● Your objective
Identify and reproduce every line holding the string "sites".

● Stored records
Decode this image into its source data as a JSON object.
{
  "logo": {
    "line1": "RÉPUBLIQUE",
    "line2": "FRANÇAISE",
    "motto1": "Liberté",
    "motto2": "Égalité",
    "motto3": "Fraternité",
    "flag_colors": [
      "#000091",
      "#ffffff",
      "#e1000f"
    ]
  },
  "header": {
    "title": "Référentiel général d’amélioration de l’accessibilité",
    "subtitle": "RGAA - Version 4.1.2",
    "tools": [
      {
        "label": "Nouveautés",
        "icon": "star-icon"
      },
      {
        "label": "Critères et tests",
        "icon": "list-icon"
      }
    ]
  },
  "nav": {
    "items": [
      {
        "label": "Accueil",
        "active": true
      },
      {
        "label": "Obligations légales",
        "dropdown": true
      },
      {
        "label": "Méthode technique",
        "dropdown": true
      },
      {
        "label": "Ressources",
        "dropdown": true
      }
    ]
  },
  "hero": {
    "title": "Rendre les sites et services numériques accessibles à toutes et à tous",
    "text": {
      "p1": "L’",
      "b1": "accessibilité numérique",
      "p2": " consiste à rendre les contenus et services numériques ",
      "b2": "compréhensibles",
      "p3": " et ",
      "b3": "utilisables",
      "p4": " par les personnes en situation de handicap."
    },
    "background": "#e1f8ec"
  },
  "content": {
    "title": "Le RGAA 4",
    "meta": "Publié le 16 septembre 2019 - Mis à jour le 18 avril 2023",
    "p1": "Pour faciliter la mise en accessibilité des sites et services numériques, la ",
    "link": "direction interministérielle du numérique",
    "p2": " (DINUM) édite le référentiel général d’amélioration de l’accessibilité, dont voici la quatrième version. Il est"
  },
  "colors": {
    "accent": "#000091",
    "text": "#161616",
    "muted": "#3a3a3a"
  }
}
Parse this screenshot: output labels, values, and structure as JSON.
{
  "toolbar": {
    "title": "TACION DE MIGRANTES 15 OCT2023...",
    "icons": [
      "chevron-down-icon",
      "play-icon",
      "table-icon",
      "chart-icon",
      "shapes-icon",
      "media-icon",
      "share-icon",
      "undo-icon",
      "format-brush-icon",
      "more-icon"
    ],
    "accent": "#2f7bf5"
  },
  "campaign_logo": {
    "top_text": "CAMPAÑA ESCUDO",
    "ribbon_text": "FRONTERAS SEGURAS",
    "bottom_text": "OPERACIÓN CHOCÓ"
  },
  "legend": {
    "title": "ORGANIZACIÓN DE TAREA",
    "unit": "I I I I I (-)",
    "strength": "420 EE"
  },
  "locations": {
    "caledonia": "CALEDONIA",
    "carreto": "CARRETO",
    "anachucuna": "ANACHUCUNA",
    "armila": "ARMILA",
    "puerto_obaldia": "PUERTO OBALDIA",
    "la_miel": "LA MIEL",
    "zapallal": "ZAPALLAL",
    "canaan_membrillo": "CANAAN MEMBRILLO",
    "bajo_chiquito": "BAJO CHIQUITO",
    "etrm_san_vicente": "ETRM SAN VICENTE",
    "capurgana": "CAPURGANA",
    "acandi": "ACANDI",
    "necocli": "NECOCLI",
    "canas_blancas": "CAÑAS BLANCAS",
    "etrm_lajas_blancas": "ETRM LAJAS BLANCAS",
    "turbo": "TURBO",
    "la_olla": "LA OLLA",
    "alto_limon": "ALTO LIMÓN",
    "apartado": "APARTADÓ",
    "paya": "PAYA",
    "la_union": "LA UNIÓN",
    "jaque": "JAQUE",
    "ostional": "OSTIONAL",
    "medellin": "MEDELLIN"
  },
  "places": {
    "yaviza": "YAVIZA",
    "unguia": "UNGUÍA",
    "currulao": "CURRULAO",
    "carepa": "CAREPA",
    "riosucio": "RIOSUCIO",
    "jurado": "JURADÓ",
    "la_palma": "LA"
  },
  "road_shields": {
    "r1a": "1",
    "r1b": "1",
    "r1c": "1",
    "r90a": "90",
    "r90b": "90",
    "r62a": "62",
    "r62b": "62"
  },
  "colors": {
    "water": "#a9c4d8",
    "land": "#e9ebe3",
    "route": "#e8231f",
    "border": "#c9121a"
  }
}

● Exercise solution
    "title": "Rendre les sites et services numériques accessibles à toutes et à tous",
    "p1": "Pour faciliter la mise en accessibilité des sites et services numériques, la ",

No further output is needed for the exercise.